*** Selected text ***
A physician who has performed over 700 heart transplant operation says there is some validity to the recipients taking on desires and characteristics of the donor. If true, I wonder at the mechanisms that would cause this.
ohoh!! i just remembered something that may be useful. i'll see if i can dig it up. (it's about cognitive functions and how you can get gut feelings. i mean, TRUE gut feelings, in da guts)
wait here
[edit: screw it. here's some links. this one is about the enteric nervous system. while this one links it with neuropeptides. i'm going to bed]
As far as I know, there would be absolutely no biological basis for behavior like that. I mean, the heart is a muscle, a pump, not a second brain. I can't see how it could affect someone's personality. Could it have more to do with psychology?
It's quite well known that heart problems have *immense* influences on personality. Consider that the beating of the heart is one of the variables we can access to inform us about our emotional states ('my heart is hammering, i must be nervous').
When you think about it... the brain is just a really big electrical circuit, and it's got wires going to everything else in the body. If you change the properties of some of those wires, you very likely will change the overall properties of the system. You probably won't notice much if it's just a few neurons (like, if you injure your leg) but you'll notice a lot if it's a lot of neurons OR a lot of what the neurons are connected to (like if you get a heart transplant).
Whatever is going on, donors who say, had a love of baseball, somehow that enjoyment gets passed to the recipient...who may never had a remote interest in baseball.
*** End of Selected text ***
*** Entries supplied ***
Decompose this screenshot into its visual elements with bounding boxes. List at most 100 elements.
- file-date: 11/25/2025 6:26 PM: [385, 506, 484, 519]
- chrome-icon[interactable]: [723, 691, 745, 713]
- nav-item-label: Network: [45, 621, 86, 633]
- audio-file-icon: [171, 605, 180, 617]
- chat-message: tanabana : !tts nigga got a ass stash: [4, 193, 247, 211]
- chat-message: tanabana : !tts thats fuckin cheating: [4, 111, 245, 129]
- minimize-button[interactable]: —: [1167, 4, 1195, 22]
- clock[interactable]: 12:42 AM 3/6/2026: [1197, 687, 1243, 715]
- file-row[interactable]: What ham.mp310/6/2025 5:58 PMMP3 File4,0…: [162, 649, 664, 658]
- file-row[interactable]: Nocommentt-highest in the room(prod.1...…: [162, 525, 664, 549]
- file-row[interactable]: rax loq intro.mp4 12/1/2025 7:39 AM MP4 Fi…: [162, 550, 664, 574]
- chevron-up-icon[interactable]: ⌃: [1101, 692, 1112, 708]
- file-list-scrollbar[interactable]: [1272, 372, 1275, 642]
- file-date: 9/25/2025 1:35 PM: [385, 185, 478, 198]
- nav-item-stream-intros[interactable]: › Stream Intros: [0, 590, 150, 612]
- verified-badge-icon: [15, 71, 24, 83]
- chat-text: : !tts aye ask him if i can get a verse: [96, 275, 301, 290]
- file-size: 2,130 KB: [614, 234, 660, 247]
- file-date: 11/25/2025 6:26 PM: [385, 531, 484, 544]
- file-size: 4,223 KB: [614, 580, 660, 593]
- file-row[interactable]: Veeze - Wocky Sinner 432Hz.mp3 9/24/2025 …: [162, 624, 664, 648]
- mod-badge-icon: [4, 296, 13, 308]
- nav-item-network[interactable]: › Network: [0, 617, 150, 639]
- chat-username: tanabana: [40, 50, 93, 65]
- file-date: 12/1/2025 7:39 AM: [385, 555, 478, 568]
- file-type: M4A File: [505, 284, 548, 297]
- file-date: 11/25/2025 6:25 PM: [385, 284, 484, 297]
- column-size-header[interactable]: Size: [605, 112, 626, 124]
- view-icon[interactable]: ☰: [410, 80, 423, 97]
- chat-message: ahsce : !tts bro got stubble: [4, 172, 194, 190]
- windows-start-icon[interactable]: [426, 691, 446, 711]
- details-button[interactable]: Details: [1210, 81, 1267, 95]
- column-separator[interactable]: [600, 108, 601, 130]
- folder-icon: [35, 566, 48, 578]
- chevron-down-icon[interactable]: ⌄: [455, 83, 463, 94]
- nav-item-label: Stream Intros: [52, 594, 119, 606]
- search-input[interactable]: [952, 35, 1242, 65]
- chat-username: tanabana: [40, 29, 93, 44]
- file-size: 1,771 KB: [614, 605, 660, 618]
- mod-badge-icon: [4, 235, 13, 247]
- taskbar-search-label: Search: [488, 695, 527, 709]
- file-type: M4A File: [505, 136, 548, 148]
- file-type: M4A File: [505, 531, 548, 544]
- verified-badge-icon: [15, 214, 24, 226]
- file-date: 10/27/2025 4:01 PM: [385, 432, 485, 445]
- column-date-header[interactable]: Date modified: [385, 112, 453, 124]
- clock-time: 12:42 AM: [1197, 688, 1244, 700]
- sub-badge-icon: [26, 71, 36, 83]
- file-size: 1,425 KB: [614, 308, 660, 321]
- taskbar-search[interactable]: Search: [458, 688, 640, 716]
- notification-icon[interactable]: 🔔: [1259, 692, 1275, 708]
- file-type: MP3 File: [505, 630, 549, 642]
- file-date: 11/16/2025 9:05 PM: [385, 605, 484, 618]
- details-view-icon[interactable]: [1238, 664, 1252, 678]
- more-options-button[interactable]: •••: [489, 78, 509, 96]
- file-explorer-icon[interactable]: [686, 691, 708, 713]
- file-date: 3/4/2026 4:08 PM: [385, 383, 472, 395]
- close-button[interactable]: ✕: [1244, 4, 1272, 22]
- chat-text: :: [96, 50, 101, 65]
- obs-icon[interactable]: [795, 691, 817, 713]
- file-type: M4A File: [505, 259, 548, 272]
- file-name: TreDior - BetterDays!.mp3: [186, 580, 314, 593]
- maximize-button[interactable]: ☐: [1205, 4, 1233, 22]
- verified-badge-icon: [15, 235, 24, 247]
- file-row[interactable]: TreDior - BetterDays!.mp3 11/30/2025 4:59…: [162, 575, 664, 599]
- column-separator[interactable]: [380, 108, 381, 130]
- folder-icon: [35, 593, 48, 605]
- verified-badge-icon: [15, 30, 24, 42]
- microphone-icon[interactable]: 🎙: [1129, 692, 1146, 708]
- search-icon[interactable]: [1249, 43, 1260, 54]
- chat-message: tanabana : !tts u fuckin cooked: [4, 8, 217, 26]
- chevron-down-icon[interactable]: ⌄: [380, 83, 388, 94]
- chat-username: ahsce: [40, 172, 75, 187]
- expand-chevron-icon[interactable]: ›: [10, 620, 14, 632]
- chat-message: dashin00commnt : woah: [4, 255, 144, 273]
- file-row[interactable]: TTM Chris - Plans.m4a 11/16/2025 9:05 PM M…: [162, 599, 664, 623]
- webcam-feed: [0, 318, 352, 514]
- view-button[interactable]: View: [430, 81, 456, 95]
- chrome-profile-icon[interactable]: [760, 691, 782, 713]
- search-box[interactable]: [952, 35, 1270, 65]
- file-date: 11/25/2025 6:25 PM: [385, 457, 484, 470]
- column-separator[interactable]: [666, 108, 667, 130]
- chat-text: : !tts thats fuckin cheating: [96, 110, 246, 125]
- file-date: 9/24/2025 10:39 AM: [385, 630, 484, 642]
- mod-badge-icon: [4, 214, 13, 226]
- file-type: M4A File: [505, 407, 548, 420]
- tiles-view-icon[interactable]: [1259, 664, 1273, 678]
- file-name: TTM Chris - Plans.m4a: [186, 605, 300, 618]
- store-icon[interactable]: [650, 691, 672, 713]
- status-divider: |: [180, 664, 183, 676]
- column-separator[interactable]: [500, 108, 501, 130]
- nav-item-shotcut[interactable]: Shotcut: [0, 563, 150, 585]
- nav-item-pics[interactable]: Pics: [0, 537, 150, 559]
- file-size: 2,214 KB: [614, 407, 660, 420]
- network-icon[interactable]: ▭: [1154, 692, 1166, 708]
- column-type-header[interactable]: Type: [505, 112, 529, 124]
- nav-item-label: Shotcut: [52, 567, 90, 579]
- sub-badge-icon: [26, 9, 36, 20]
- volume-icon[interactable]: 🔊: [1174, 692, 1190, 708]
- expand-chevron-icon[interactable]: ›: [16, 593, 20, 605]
*** End of Entries supplied ***
Required actions —
• 1. In the heart transplant discussion, repeat the passage from "It's quite well" to "a heart transplant).", substituting "cables" for "wires".
• 2. List each organ or limb that the heart transplant discussion names.

Results for the exercise —
• 1.
It's quite well known that heart problems have *immense* influences on personality. Consider that the beating of the heart is one of the variables we can access to inform us about our emotional states ('my heart is hammering, i must be nervous').
When you think about it... the brain is just a really big electrical circuit, and it's got cables going to everything else in the body. If you change the properties of some of those cables, you very likely will change the overall properties of the system. You probably won't notice much if it's just a few neurons (like, if you injure your leg) but you'll notice a lot if it's a lot of neurons OR a lot of what the neurons are connected to (like if you get a heart transplant).

• 2. heart, guts, brain, leg